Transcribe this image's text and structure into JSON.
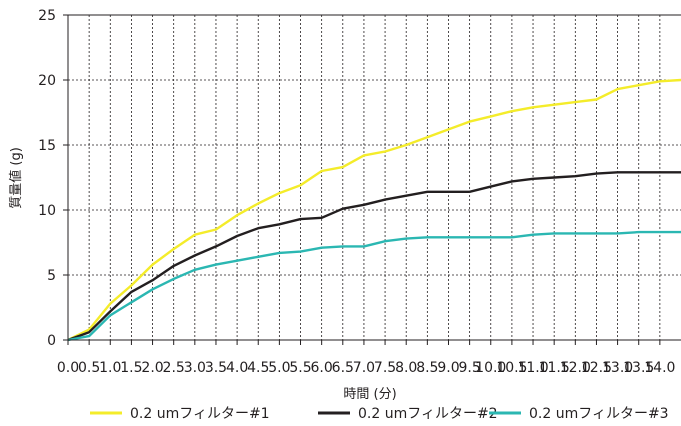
{
  "chart_data": {
    "type": "line",
    "title": "",
    "xlabel": "時間 (分)",
    "ylabel": "質量値 (g)",
    "xlim": [
      0,
      14.5
    ],
    "ylim": [
      0,
      25
    ],
    "grid": true,
    "legend_position": "bottom",
    "x_ticks": [
      0,
      0.5,
      1,
      1.5,
      2,
      2.5,
      3,
      3.5,
      4,
      4.5,
      5,
      5.5,
      6,
      6.5,
      7,
      7.5,
      8,
      8.5,
      9,
      9.5,
      10,
      10.5,
      11,
      11.5,
      12,
      12.5,
      13,
      13.5,
      14
    ],
    "x_tick_labels": [
      "0.0",
      "0.5",
      "1.0",
      "1.5",
      "2.0",
      "2.5",
      "3.0",
      "3.5",
      "4.0",
      "4.5",
      "5.0",
      "5.5",
      "6.0",
      "6.5",
      "7.0",
      "7.5",
      "8.0",
      "8.5",
      "9.0",
      "9.5",
      "10.0",
      "10.5",
      "11.0",
      "11.5",
      "12.0",
      "12.5",
      "13.0",
      "13.5",
      "14.0"
    ],
    "y_ticks": [
      0,
      5,
      10,
      15,
      20,
      25
    ],
    "y_tick_labels": [
      "0",
      "5",
      "10",
      "15",
      "20",
      "25"
    ],
    "series": [
      {
        "name": "0.2 umフィルター#1",
        "color": "#f4ec2a",
        "points": [
          [
            0,
            0
          ],
          [
            0.5,
            0.8
          ],
          [
            1,
            2.8
          ],
          [
            1.5,
            4.2
          ],
          [
            2,
            5.8
          ],
          [
            2.5,
            7
          ],
          [
            3,
            8.1
          ],
          [
            3.5,
            8.5
          ],
          [
            4,
            9.6
          ],
          [
            4.5,
            10.5
          ],
          [
            5,
            11.3
          ],
          [
            5.5,
            11.9
          ],
          [
            6,
            13
          ],
          [
            6.5,
            13.3
          ],
          [
            7,
            14.2
          ],
          [
            7.5,
            14.5
          ],
          [
            8,
            15
          ],
          [
            8.5,
            15.6
          ],
          [
            9,
            16.2
          ],
          [
            9.5,
            16.8
          ],
          [
            10,
            17.2
          ],
          [
            10.5,
            17.6
          ],
          [
            11,
            17.9
          ],
          [
            11.5,
            18.1
          ],
          [
            12,
            18.3
          ],
          [
            12.5,
            18.5
          ],
          [
            13,
            19.3
          ],
          [
            13.5,
            19.6
          ],
          [
            14,
            19.9
          ],
          [
            14.5,
            20
          ]
        ]
      },
      {
        "name": "0.2 umフィルター#2",
        "color": "#231f20",
        "points": [
          [
            0,
            0
          ],
          [
            0.5,
            0.6
          ],
          [
            1,
            2.2
          ],
          [
            1.5,
            3.7
          ],
          [
            2,
            4.6
          ],
          [
            2.5,
            5.7
          ],
          [
            3,
            6.5
          ],
          [
            3.5,
            7.2
          ],
          [
            4,
            8
          ],
          [
            4.5,
            8.6
          ],
          [
            5,
            8.9
          ],
          [
            5.5,
            9.3
          ],
          [
            6,
            9.4
          ],
          [
            6.5,
            10.1
          ],
          [
            7,
            10.4
          ],
          [
            7.5,
            10.8
          ],
          [
            8,
            11.1
          ],
          [
            8.5,
            11.4
          ],
          [
            9,
            11.4
          ],
          [
            9.5,
            11.4
          ],
          [
            10,
            11.8
          ],
          [
            10.5,
            12.2
          ],
          [
            11,
            12.4
          ],
          [
            11.5,
            12.5
          ],
          [
            12,
            12.6
          ],
          [
            12.5,
            12.8
          ],
          [
            13,
            12.9
          ],
          [
            13.5,
            12.9
          ],
          [
            14,
            12.9
          ],
          [
            14.5,
            12.9
          ]
        ]
      },
      {
        "name": "0.2 umフィルター#3",
        "color": "#2bb7b2",
        "points": [
          [
            0,
            0
          ],
          [
            0.5,
            0.3
          ],
          [
            1,
            1.9
          ],
          [
            1.5,
            2.9
          ],
          [
            2,
            3.9
          ],
          [
            2.5,
            4.7
          ],
          [
            3,
            5.4
          ],
          [
            3.5,
            5.8
          ],
          [
            4,
            6.1
          ],
          [
            4.5,
            6.4
          ],
          [
            5,
            6.7
          ],
          [
            5.5,
            6.8
          ],
          [
            6,
            7.1
          ],
          [
            6.5,
            7.2
          ],
          [
            7,
            7.2
          ],
          [
            7.5,
            7.6
          ],
          [
            8,
            7.8
          ],
          [
            8.5,
            7.9
          ],
          [
            9,
            7.9
          ],
          [
            9.5,
            7.9
          ],
          [
            10,
            7.9
          ],
          [
            10.5,
            7.9
          ],
          [
            11,
            8.1
          ],
          [
            11.5,
            8.2
          ],
          [
            12,
            8.2
          ],
          [
            12.5,
            8.2
          ],
          [
            13,
            8.2
          ],
          [
            13.5,
            8.3
          ],
          [
            14,
            8.3
          ],
          [
            14.5,
            8.3
          ]
        ]
      }
    ]
  }
}
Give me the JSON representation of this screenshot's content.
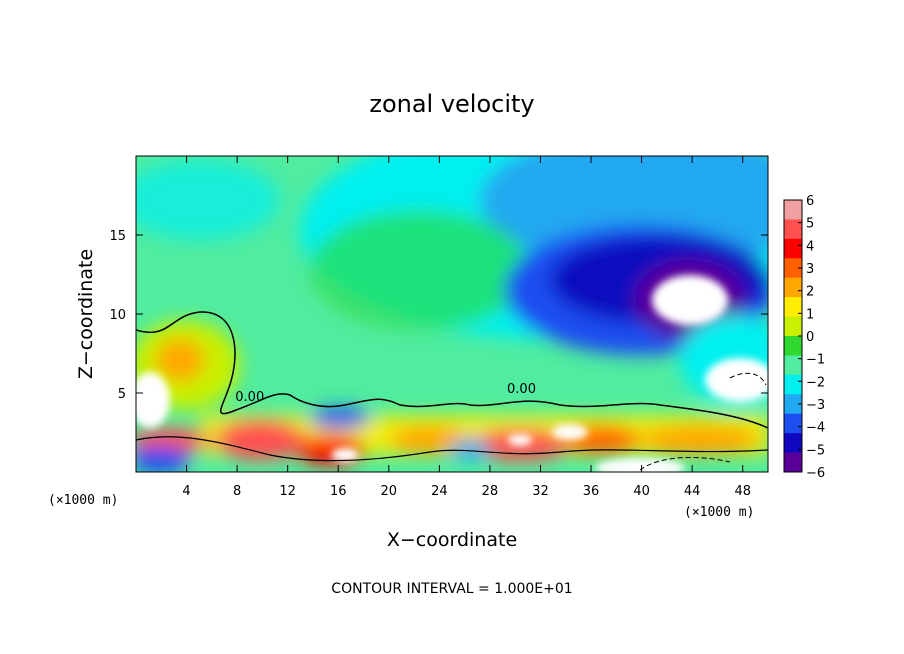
{
  "chart_data": {
    "type": "heatmap",
    "title": "zonal velocity",
    "xlabel": "X−coordinate",
    "ylabel": "Z−coordinate",
    "x_unit_left": "(×1000 m)",
    "x_unit_right": "(×1000 m)",
    "xlim": [
      0,
      50
    ],
    "ylim": [
      0,
      20
    ],
    "x_ticks": [
      4,
      8,
      12,
      16,
      20,
      24,
      28,
      32,
      36,
      40,
      44,
      48
    ],
    "x_tick_labels": [
      "4",
      "8",
      "12",
      "16",
      "20",
      "24",
      "28",
      "32",
      "36",
      "40",
      "44",
      "48"
    ],
    "y_ticks": [
      5,
      10,
      15
    ],
    "y_tick_labels": [
      "5",
      "10",
      "15"
    ],
    "colorbar": {
      "min": -6,
      "max": 6,
      "tick_values": [
        6,
        5,
        4,
        3,
        2,
        1,
        0,
        -1,
        -2,
        -3,
        -4,
        -5,
        -6
      ],
      "tick_labels": [
        "6",
        "5",
        "4",
        "3",
        "2",
        "1",
        "0",
        "−1",
        "−2",
        "−3",
        "−4",
        "−5",
        "−6"
      ],
      "colors": [
        "#f0a0a0",
        "#ff5050",
        "#ff0000",
        "#ff6000",
        "#ffa800",
        "#ffee00",
        "#c8f000",
        "#30d830",
        "#50eca0",
        "#00f0f0",
        "#20a8f0",
        "#1e4ef0",
        "#1008c0",
        "#5a0098"
      ]
    },
    "contour_labels": [
      {
        "text": "0.00",
        "x": 9,
        "z": 4.5
      },
      {
        "text": "0.00",
        "x": 30.5,
        "z": 5
      }
    ],
    "footnote": "CONTOUR INTERVAL = 1.000E+01"
  }
}
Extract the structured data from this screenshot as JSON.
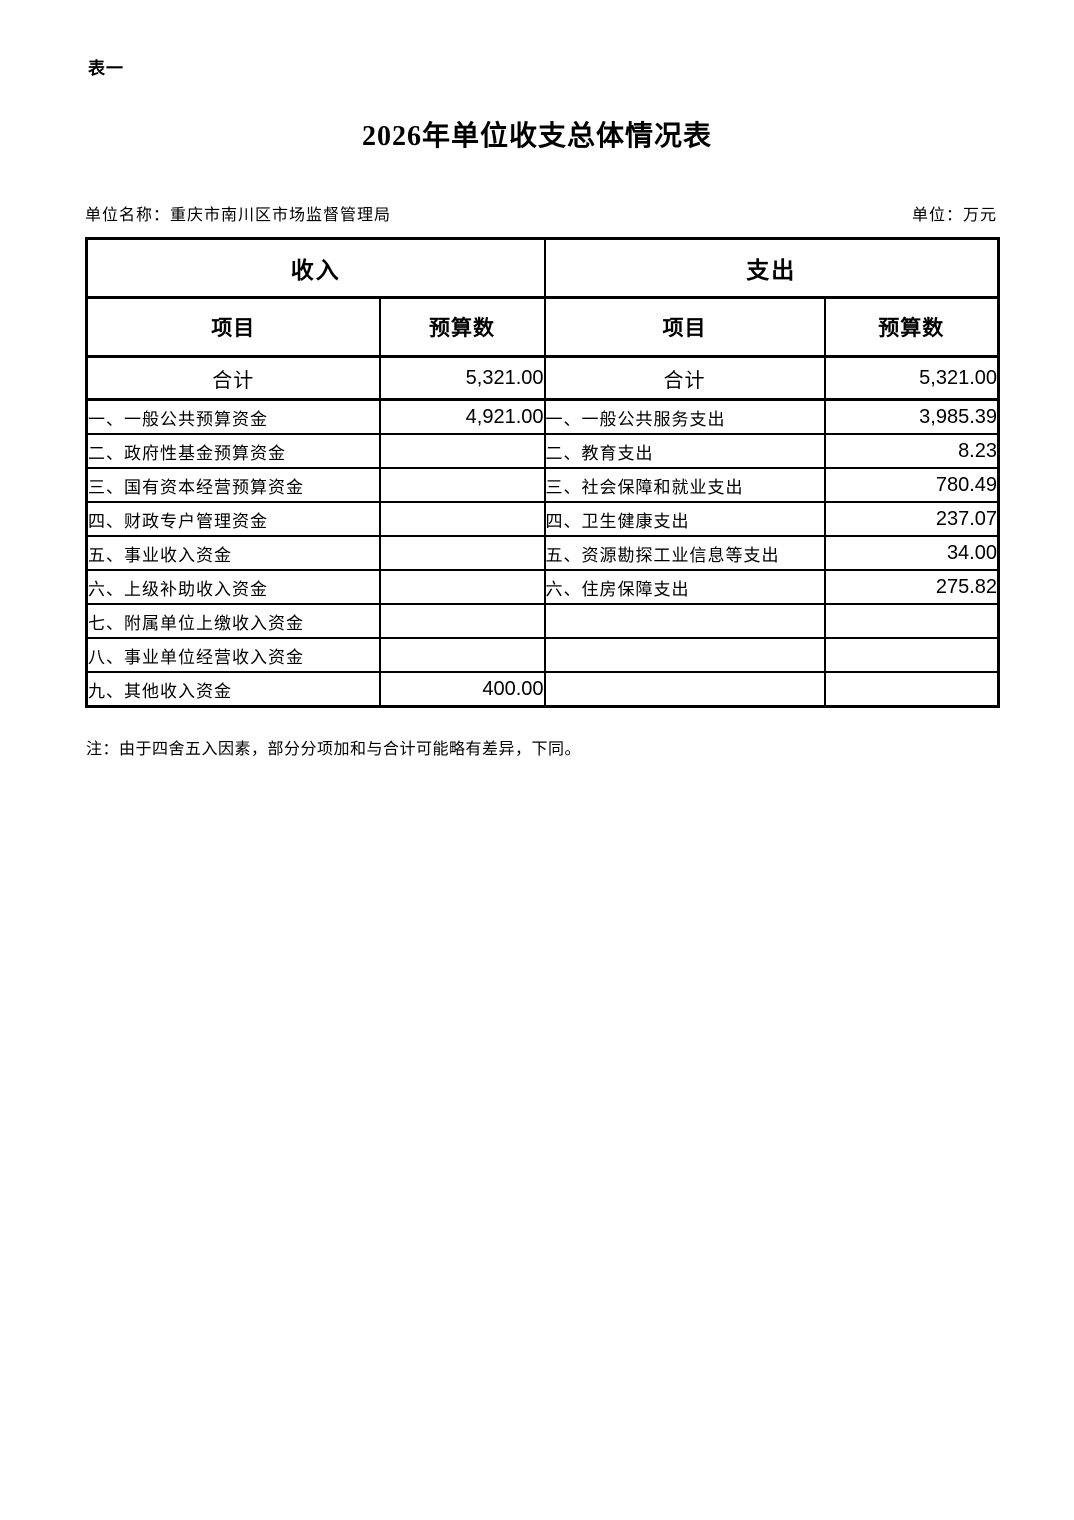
{
  "page": {
    "table_label": "表一",
    "title": "2026年单位收支总体情况表",
    "unit_name": "单位名称：重庆市南川区市场监督管理局",
    "unit_of_measure": "单位：万元",
    "note": "注：由于四舍五入因素，部分分项加和与合计可能略有差异，下同。"
  },
  "table": {
    "income_header": "收入",
    "expense_header": "支出",
    "income_col_item": "项目",
    "income_col_budget": "预算数",
    "expense_col_item": "项目",
    "expense_col_budget": "预算数",
    "rows": [
      {
        "is_total": true,
        "income_item": "合计",
        "income_value": "5,321.00",
        "expense_item": "合计",
        "expense_value": "5,321.00"
      },
      {
        "is_total": false,
        "income_item": "一、一般公共预算资金",
        "income_value": "4,921.00",
        "expense_item": "一、一般公共服务支出",
        "expense_value": "3,985.39"
      },
      {
        "is_total": false,
        "income_item": "二、政府性基金预算资金",
        "income_value": "",
        "expense_item": "二、教育支出",
        "expense_value": "8.23"
      },
      {
        "is_total": false,
        "income_item": "三、国有资本经营预算资金",
        "income_value": "",
        "expense_item": "三、社会保障和就业支出",
        "expense_value": "780.49"
      },
      {
        "is_total": false,
        "income_item": "四、财政专户管理资金",
        "income_value": "",
        "expense_item": "四、卫生健康支出",
        "expense_value": "237.07"
      },
      {
        "is_total": false,
        "income_item": "五、事业收入资金",
        "income_value": "",
        "expense_item": "五、资源勘探工业信息等支出",
        "expense_value": "34.00"
      },
      {
        "is_total": false,
        "income_item": "六、上级补助收入资金",
        "income_value": "",
        "expense_item": "六、住房保障支出",
        "expense_value": "275.82"
      },
      {
        "is_total": false,
        "income_item": "七、附属单位上缴收入资金",
        "income_value": "",
        "expense_item": "",
        "expense_value": ""
      },
      {
        "is_total": false,
        "income_item": "八、事业单位经营收入资金",
        "income_value": "",
        "expense_item": "",
        "expense_value": ""
      },
      {
        "is_total": false,
        "income_item": "九、其他收入资金",
        "income_value": "400.00",
        "expense_item": "",
        "expense_value": ""
      }
    ]
  }
}
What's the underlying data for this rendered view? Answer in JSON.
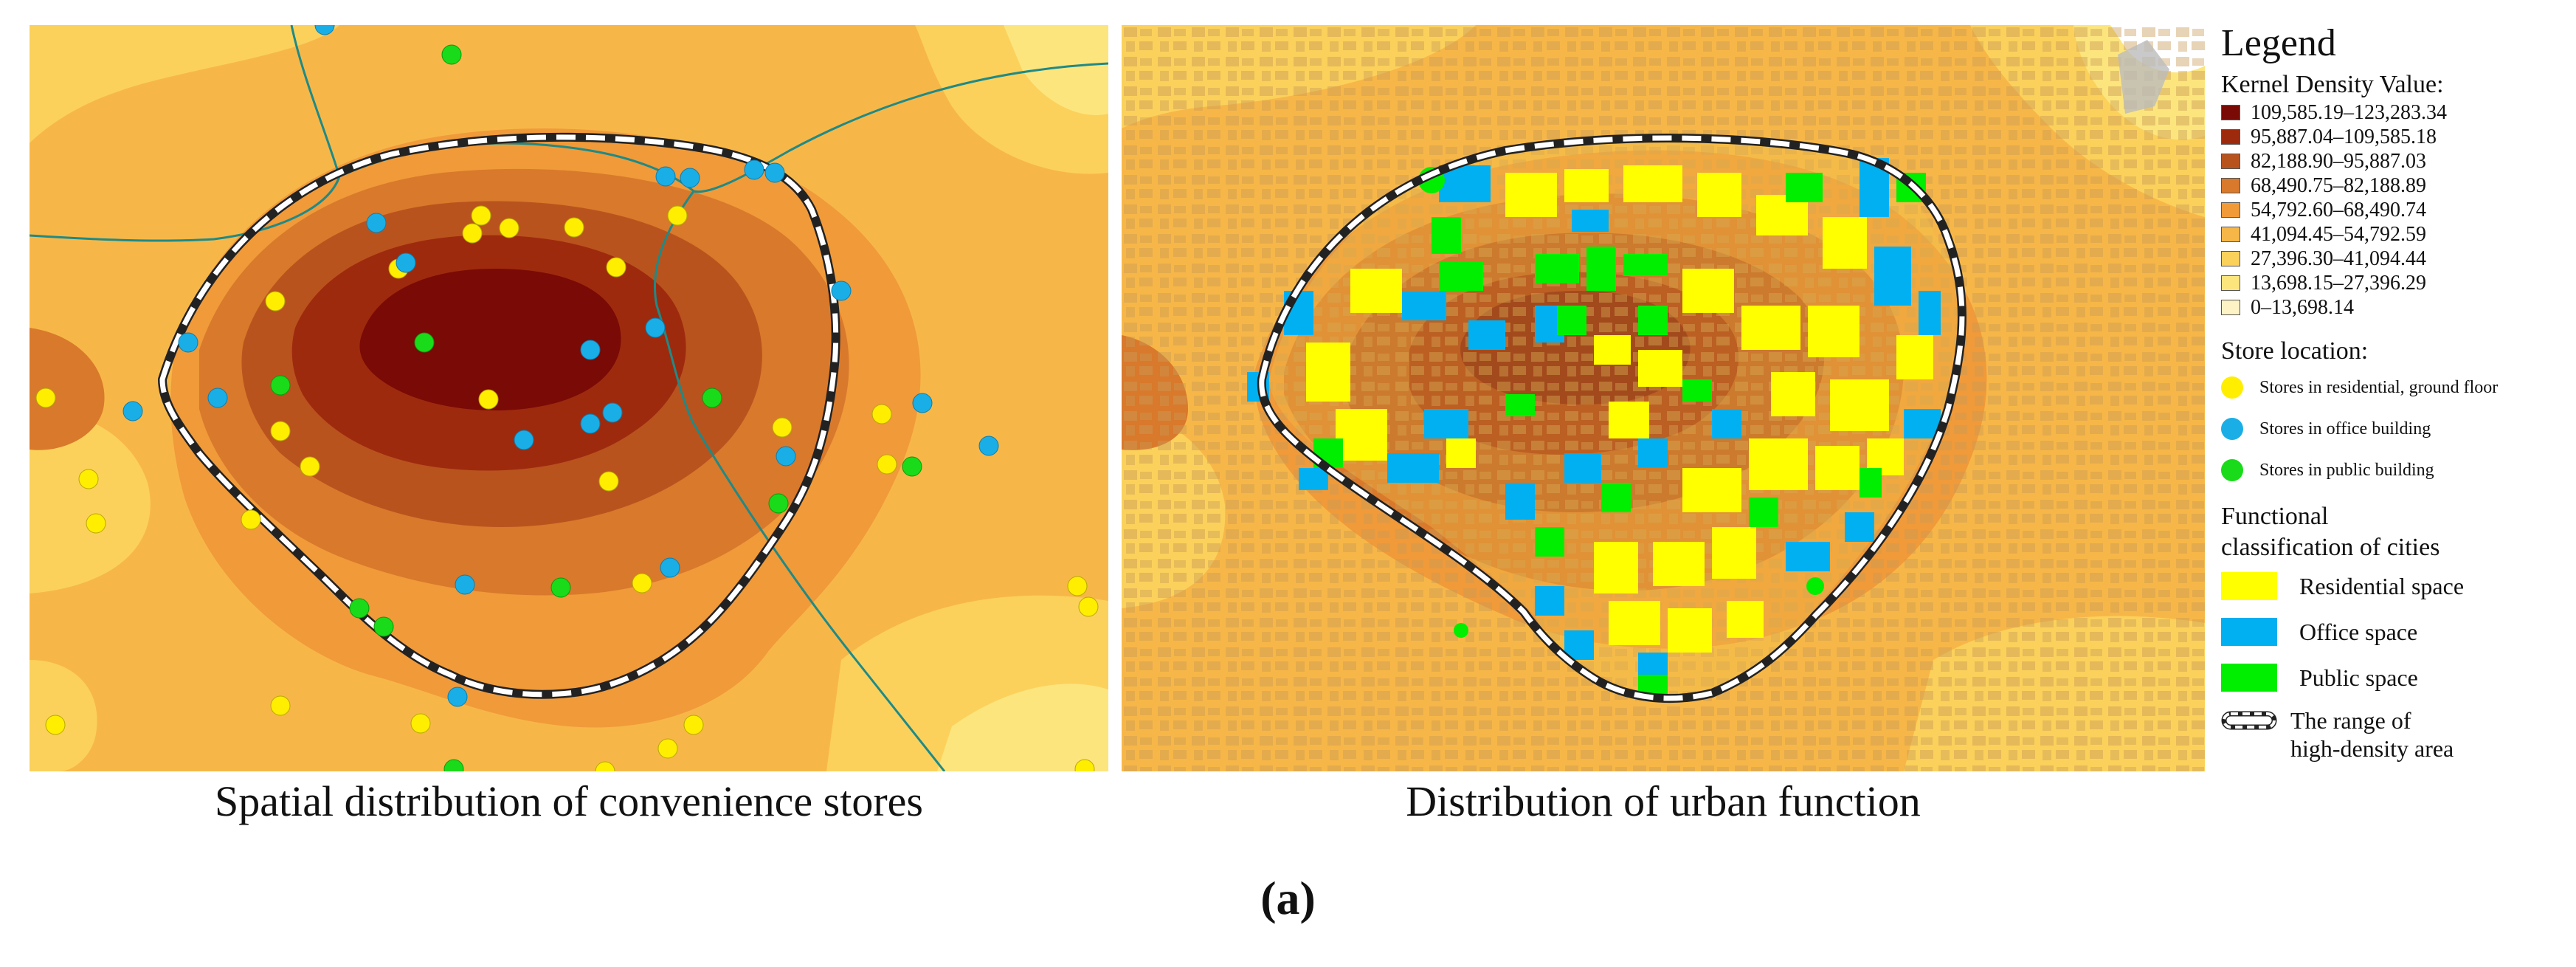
{
  "captions": {
    "left": "Spatial distribution of convenience stores",
    "right": "Distribution of urban function",
    "figure_label": "(a)"
  },
  "legend": {
    "title": "Legend",
    "kernel_density_heading": "Kernel Density Value:",
    "kernel_density_classes": [
      {
        "label": "109,585.19–123,283.34",
        "color": "#7a0a05"
      },
      {
        "label": "95,887.04–109,585.18",
        "color": "#9e2a0e"
      },
      {
        "label": "82,188.90–95,887.03",
        "color": "#b9531e"
      },
      {
        "label": "68,490.75–82,188.89",
        "color": "#d9792b"
      },
      {
        "label": "54,792.60–68,490.74",
        "color": "#f09a3a"
      },
      {
        "label": "41,094.45–54,792.59",
        "color": "#f7b748"
      },
      {
        "label": "27,396.30–41,094.44",
        "color": "#fbd15c"
      },
      {
        "label": "13,698.15–27,396.29",
        "color": "#fde57e"
      },
      {
        "label": "0–13,698.14",
        "color": "#fdf3c4"
      }
    ],
    "store_location_heading": "Store location:",
    "store_types": [
      {
        "label": "Stores in residential, ground floor",
        "color": "#ffee00"
      },
      {
        "label": "Stores in office building",
        "color": "#1aaee6"
      },
      {
        "label": "Stores in public building",
        "color": "#1adb1a"
      }
    ],
    "functional_heading_line1": "Functional",
    "functional_heading_line2": "classification of cities",
    "functional_classes": [
      {
        "label": "Residential space",
        "color": "#ffff00"
      },
      {
        "label": "Office space",
        "color": "#00b0f0"
      },
      {
        "label": "Public space",
        "color": "#00ee00"
      }
    ],
    "range_label_line1": "The range of",
    "range_label_line2": "high-density area"
  }
}
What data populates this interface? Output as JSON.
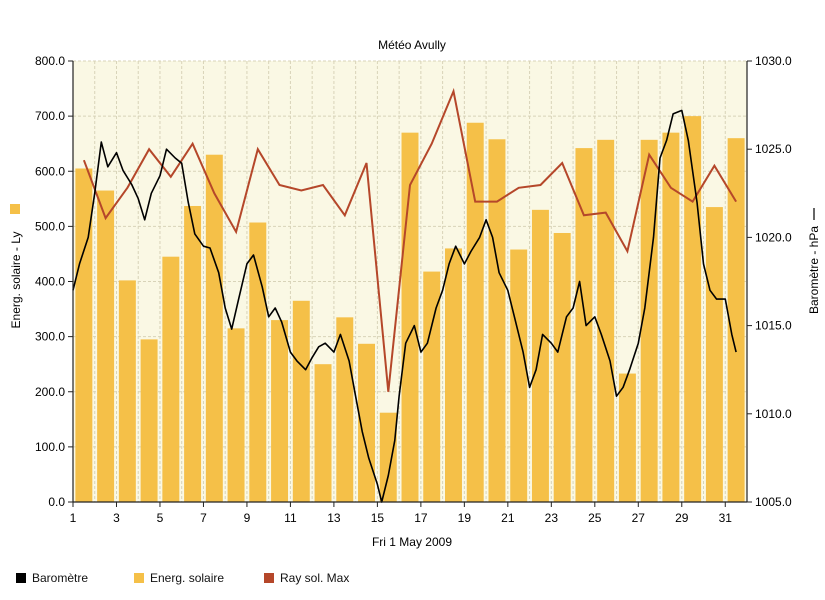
--------------------
Task: Select every line in the records above that contains the word "screenshot".

Answer:
Give me the JSON representation of this screenshot's content.
Extract the structured data from this screenshot as JSON.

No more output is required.